To be done:
Compile every line that includes the word "prefix".

(begin)

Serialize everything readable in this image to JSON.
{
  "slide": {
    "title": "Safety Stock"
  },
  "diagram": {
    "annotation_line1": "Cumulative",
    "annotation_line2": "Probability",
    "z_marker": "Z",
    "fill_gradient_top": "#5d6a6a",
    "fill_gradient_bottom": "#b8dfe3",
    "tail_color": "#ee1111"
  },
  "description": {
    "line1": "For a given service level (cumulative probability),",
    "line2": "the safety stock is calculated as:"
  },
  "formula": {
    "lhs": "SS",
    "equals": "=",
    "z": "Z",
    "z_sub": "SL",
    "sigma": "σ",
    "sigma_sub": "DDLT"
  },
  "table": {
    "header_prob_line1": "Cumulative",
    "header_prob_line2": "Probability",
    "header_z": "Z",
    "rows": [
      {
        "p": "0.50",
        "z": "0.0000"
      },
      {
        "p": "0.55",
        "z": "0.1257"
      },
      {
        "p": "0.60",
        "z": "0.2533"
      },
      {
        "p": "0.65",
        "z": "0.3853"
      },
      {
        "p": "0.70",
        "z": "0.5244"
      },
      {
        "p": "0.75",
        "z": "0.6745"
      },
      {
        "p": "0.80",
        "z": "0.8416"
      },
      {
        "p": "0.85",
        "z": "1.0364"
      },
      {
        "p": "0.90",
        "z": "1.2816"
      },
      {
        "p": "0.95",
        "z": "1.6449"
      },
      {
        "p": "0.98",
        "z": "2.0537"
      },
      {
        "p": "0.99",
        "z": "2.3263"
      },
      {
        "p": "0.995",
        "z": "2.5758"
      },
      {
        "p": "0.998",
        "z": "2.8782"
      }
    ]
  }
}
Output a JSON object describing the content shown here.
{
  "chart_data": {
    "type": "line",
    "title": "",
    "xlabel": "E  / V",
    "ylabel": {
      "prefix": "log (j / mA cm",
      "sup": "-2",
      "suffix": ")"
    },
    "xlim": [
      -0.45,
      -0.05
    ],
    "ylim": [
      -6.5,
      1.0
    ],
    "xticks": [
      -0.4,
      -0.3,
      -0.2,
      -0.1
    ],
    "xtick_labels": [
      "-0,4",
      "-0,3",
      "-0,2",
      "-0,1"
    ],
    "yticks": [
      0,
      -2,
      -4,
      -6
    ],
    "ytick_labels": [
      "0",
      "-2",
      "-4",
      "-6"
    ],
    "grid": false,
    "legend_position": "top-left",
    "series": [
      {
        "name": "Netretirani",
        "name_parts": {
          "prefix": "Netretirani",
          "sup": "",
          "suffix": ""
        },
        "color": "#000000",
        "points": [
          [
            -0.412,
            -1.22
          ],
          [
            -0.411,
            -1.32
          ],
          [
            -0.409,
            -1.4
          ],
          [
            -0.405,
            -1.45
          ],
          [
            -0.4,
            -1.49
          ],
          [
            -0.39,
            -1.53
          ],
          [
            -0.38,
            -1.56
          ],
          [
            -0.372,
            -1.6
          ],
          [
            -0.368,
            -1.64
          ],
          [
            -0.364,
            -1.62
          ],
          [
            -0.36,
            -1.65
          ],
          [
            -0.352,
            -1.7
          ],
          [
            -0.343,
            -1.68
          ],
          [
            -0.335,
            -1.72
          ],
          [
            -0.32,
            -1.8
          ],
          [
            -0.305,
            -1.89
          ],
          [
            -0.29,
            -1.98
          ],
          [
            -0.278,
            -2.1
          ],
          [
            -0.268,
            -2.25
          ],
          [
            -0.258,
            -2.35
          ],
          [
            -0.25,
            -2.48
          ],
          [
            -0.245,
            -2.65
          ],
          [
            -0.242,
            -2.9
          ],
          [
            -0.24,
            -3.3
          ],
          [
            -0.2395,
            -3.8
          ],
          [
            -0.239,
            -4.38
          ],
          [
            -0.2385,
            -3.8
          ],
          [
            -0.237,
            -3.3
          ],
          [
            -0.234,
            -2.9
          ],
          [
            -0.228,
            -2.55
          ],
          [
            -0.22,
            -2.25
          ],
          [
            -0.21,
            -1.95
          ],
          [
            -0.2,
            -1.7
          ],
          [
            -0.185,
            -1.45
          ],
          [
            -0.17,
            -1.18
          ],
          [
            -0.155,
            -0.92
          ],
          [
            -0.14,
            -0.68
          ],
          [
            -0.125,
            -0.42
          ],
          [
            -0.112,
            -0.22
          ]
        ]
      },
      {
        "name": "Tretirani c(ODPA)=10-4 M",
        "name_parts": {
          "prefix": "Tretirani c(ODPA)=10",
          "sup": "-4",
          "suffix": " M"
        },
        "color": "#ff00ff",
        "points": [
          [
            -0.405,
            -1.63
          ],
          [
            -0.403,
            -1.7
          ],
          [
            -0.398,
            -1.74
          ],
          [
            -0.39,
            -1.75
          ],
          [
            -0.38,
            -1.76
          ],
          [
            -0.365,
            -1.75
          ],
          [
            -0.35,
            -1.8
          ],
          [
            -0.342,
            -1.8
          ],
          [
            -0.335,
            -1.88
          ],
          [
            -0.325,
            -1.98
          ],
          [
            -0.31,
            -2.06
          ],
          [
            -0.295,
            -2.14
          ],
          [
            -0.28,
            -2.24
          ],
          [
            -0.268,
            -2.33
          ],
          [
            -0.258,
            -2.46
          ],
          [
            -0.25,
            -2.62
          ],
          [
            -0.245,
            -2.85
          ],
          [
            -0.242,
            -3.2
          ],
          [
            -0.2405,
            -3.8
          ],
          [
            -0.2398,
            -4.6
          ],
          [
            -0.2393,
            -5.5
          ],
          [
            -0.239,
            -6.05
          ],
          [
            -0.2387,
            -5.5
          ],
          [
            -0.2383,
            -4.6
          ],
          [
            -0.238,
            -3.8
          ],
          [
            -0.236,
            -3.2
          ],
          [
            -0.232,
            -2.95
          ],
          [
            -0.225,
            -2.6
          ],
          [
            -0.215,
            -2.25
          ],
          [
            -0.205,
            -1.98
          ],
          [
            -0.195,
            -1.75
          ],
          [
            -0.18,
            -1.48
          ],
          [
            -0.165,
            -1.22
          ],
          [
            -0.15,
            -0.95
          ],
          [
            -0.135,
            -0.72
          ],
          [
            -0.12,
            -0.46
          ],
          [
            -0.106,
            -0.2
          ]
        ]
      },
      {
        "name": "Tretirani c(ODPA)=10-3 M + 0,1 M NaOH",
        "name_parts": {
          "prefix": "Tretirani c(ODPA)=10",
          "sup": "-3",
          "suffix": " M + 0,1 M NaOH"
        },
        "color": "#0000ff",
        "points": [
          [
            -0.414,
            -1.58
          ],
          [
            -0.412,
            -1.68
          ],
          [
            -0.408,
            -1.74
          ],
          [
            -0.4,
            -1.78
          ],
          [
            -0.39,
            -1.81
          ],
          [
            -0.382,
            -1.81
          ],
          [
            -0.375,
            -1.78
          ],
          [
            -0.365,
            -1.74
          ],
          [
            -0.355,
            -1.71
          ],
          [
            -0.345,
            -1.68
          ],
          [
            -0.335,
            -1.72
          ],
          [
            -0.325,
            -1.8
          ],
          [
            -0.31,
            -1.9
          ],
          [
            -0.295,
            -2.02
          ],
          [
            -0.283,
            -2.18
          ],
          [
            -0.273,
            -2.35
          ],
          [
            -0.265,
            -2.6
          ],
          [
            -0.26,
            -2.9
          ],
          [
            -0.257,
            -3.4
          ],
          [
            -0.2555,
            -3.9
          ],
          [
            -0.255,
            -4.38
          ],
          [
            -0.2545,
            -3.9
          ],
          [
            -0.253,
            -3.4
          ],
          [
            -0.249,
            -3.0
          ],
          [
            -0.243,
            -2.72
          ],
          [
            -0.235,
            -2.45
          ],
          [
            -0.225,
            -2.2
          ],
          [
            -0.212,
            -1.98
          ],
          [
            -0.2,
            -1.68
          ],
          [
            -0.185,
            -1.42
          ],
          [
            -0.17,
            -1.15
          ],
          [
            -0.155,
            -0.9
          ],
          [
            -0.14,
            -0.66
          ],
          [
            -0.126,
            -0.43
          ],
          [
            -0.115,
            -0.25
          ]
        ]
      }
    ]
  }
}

(end)

Exercise answer:
      "prefix": "log (j / mA cm",
          "prefix": "Netretirani",
          "prefix": "Tretirani c(ODPA)=10",
          "prefix": "Tretirani c(ODPA)=10",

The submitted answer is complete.